▶ **Instruction**:
Pick out the lines in the listing below that contain the word "many" and copy them.

[start of Recorded data]

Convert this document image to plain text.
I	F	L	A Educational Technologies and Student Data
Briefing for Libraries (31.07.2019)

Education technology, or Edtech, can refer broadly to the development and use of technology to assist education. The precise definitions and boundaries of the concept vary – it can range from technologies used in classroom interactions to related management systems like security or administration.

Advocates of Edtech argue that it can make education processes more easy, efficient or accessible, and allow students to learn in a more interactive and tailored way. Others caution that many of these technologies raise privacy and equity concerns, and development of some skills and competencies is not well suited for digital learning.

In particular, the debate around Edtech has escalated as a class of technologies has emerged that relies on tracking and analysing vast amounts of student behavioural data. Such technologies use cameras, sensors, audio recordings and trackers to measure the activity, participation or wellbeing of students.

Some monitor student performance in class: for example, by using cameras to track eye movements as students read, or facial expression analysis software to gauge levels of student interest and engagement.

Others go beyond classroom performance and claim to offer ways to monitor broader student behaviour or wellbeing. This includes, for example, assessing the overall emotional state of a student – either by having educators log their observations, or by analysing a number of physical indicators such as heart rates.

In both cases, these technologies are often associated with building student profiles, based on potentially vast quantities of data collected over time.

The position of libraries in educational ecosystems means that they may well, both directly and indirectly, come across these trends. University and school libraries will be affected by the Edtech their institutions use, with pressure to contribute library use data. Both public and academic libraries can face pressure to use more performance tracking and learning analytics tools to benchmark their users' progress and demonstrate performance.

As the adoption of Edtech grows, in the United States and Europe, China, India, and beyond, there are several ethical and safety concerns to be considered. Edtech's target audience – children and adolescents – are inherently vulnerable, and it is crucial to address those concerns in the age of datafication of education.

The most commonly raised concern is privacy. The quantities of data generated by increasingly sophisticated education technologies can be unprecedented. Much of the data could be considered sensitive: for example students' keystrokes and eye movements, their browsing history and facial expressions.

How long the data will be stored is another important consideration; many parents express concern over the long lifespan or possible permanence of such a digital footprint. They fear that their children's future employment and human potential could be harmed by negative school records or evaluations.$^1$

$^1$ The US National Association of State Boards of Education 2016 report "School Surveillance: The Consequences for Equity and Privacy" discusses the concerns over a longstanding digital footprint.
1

[end of Recorded data]

▶ **Written reply**:
Advocates of Edtech argue that it can make education processes more easy, efficient or accessible, and allow students to learn in a more interactive and tailored way. Others caution that many of these technologies raise privacy and equity concerns, and development of some skills and competencies is not well suited for digital learning.
How long the data will be stored is another important consideration; many parents express concern over the long lifespan or possible permanence of such a digital footprint. They fear that their children's future employment and human potential could be harmed by negative school records or evaluations.$^1$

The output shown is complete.